:: TO BE DONE ::
Below are some records: retype them all exactly, but not the pictures.

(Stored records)
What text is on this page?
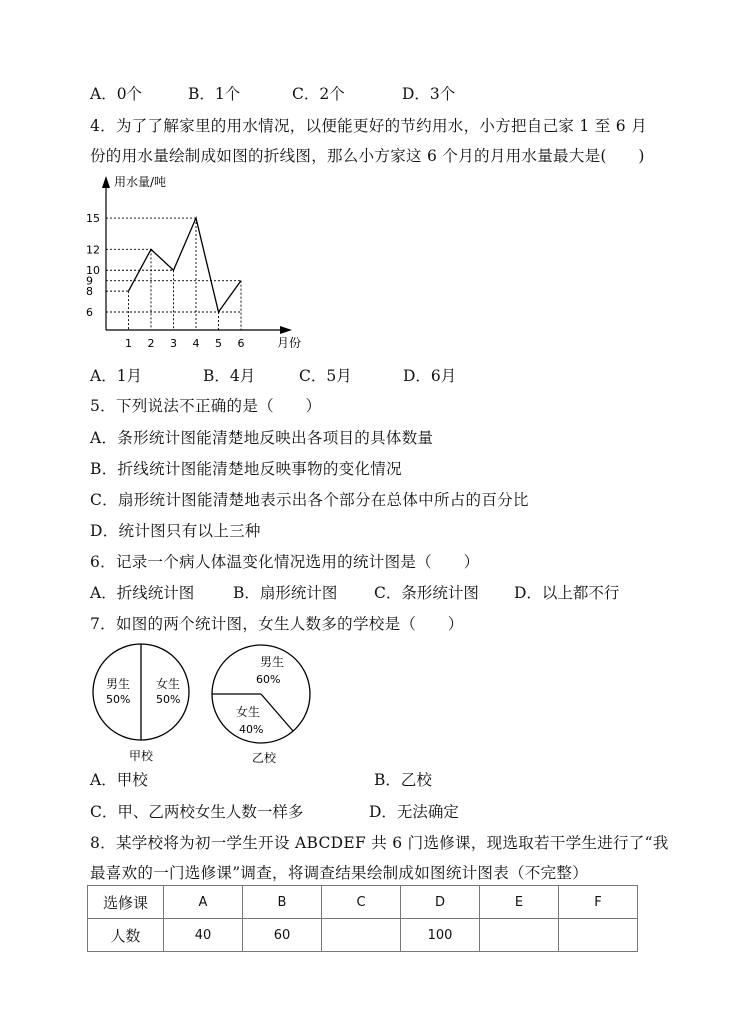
A．0个	B．1个	C．2个	D．3个
4．为了了解家里的用水情况，以便能更好的节约用水，小方把自己家 1 至 6 月
份的用水量绘制成如图的折线图，那么小方家这 6 个月的月用水量最大是(　　)
6
8
9
10
12
15
1 2 3 4 5 6
用水量/吨
月份
A．1月	B．4月	C．5月	D．6月
5．下列说法不正确的是（　　）
A．条形统计图能清楚地反映出各项目的具体数量
B．折线统计图能清楚地反映事物的变化情况
C．扇形统计图能清楚地表示出各个部分在总体中所占的百分比
D．统计图只有以上三种
6．记录一个病人体温变化情况选用的统计图是（　　）
A．折线统计图	B．扇形统计图 C．条形统计图 D．以上都不行
7．如图的两个统计图，女生人数多的学校是（　　）
男生
50%
女生
50%
甲校
男生
60%
女生
40%
乙校
A．甲校	B．乙校
C．甲、乙两校女生人数一样多	D．无法确定
8．某学校将为初一学生开设 ABCDEF 共 6 门选修课，现选取若干学生进行了“我
最喜欢的一门选修课”调查，将调查结果绘制成如图统计图表（不完整）
选修课	A	B	C	D	E	F
人数	40	60		100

:: FINAL ANSWER ::
What text is on this page?
A．0个	B．1个	C．2个	D．3个
4．为了了解家里的用水情况，以便能更好的节约用水，小方把自己家 1 至 6 月
份的用水量绘制成如图的折线图，那么小方家这 6 个月的月用水量最大是(　　)
6
8
9
10
12
15
1 2 3 4 5 6
用水量/吨
月份
A．1月	B．4月	C．5月	D．6月
5．下列说法不正确的是（　　）
A．条形统计图能清楚地反映出各项目的具体数量
B．折线统计图能清楚地反映事物的变化情况
C．扇形统计图能清楚地表示出各个部分在总体中所占的百分比
D．统计图只有以上三种
6．记录一个病人体温变化情况选用的统计图是（　　）
A．折线统计图	B．扇形统计图 C．条形统计图 D．以上都不行
7．如图的两个统计图，女生人数多的学校是（　　）
男生
50%
女生
50%
甲校
男生
60%
女生
40%
乙校
A．甲校	B．乙校
C．甲、乙两校女生人数一样多	D．无法确定
8．某学校将为初一学生开设 ABCDEF 共 6 门选修课，现选取若干学生进行了“我
最喜欢的一门选修课”调查，将调查结果绘制成如图统计图表（不完整）
选修课	A	B	C	D	E	F
人数	40	60		100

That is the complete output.